Starting at the first line of the block and stopping after the line that contains "- Text: F: F: [29, 128, 36, 141]", rewrite the lines with "Output" substituted by "Print", keeping everything else the same.

A block of data:
►

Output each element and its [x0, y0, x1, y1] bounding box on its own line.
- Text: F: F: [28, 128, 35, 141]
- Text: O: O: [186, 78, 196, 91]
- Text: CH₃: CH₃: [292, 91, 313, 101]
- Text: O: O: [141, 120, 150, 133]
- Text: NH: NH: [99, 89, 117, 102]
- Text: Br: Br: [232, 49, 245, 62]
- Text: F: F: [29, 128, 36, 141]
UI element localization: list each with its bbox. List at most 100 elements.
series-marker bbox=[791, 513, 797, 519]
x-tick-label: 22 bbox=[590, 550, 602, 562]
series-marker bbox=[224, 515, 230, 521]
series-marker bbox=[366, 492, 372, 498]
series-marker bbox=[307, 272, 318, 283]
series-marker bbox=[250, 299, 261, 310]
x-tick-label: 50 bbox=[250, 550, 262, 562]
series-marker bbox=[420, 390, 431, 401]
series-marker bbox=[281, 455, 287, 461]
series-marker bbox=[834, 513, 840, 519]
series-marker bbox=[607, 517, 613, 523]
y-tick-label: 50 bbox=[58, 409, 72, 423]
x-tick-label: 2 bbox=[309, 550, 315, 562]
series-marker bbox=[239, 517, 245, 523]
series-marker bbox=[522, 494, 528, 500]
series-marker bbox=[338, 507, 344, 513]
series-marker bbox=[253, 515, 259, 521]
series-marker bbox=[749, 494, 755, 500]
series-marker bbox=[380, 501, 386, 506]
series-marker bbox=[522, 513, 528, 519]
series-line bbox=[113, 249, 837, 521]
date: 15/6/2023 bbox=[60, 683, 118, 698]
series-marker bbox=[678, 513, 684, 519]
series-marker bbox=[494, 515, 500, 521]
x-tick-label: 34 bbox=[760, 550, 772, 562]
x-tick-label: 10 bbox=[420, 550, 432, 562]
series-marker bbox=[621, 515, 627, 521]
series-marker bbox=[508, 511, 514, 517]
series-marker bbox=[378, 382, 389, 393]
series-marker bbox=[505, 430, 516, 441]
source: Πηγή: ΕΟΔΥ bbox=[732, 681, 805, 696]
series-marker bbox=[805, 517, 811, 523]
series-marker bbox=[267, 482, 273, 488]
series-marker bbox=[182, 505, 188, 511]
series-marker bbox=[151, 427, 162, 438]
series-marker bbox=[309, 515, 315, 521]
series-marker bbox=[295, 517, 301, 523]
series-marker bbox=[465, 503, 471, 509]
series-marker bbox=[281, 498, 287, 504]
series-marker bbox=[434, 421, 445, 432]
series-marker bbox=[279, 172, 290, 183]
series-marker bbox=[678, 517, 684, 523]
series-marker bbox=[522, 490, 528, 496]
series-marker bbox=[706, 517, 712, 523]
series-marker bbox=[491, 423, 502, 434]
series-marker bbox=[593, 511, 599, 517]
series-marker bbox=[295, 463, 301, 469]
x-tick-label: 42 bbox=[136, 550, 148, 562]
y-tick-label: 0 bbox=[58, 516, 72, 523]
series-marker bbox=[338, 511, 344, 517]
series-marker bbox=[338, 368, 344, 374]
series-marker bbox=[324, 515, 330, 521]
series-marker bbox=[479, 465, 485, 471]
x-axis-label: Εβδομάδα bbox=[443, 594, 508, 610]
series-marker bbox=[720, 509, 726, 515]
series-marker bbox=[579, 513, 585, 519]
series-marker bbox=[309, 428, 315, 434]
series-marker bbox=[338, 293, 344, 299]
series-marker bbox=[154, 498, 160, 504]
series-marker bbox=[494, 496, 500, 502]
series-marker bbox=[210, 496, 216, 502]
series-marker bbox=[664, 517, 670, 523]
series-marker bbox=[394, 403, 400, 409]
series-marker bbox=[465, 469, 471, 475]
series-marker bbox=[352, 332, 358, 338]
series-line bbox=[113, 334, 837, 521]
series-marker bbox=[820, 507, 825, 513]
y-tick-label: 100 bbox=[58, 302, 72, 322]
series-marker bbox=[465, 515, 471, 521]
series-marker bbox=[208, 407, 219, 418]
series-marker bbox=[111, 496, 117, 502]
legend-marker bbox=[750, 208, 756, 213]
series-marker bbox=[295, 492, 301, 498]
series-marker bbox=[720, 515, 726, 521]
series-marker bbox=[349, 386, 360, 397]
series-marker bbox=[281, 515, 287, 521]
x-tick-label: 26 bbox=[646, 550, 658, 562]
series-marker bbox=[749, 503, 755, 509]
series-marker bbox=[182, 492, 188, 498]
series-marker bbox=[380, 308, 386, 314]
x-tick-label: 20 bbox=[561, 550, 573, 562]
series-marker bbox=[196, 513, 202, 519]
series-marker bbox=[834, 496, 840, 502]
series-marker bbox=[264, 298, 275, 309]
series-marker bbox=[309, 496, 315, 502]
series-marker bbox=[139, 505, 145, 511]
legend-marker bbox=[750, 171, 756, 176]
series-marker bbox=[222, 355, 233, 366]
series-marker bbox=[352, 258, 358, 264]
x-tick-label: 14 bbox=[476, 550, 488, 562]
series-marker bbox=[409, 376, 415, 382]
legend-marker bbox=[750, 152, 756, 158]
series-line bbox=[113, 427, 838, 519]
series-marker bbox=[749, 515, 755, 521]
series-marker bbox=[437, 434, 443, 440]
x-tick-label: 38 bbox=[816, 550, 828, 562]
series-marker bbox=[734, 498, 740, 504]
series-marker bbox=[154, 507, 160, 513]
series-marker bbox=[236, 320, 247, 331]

◄

## Full answer
Print each element and its [x0, y0, x1, y1] bounding box on its own line.
- Text: F: F: [28, 128, 35, 141]
- Text: O: O: [186, 78, 196, 91]
- Text: CH₃: CH₃: [292, 91, 313, 101]
- Text: O: O: [141, 120, 150, 133]
- Text: NH: NH: [99, 89, 117, 102]
- Text: Br: Br: [232, 49, 245, 62]
- Text: F: F: [29, 128, 36, 141]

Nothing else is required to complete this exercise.